Task » Take every line from the listing below that includes "keyboard" and copy it.

Data extract »
# # # # # # #

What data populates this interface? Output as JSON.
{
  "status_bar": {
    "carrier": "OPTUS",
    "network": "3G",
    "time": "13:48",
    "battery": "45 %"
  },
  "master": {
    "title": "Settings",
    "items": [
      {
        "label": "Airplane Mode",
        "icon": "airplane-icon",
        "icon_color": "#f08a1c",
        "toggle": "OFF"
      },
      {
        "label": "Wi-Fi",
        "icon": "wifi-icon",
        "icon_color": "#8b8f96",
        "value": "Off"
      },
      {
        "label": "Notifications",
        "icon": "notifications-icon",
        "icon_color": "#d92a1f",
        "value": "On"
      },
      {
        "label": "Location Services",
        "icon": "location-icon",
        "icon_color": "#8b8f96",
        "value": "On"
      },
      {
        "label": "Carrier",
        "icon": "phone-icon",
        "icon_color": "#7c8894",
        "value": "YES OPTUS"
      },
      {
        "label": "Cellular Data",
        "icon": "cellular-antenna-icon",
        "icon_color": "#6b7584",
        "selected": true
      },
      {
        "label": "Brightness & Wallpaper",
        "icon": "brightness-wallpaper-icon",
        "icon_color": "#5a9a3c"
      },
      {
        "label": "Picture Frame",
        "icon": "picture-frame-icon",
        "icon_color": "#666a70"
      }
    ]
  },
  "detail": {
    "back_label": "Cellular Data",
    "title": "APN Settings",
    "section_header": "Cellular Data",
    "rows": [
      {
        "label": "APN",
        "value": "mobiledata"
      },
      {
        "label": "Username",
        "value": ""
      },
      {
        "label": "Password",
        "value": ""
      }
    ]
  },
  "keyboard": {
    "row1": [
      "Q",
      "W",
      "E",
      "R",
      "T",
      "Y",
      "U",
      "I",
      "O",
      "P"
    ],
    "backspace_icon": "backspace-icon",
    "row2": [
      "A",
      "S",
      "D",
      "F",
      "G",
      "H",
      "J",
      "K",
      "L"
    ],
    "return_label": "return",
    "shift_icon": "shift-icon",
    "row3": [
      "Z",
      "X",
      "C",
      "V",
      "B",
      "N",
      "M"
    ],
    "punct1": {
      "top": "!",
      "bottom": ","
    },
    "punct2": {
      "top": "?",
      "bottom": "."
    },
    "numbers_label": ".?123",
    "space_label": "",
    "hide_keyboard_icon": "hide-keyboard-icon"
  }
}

# # # # # # #

Result for this task »
  "keyboard": {
    "hide_keyboard_icon": "hide-keyboard-icon"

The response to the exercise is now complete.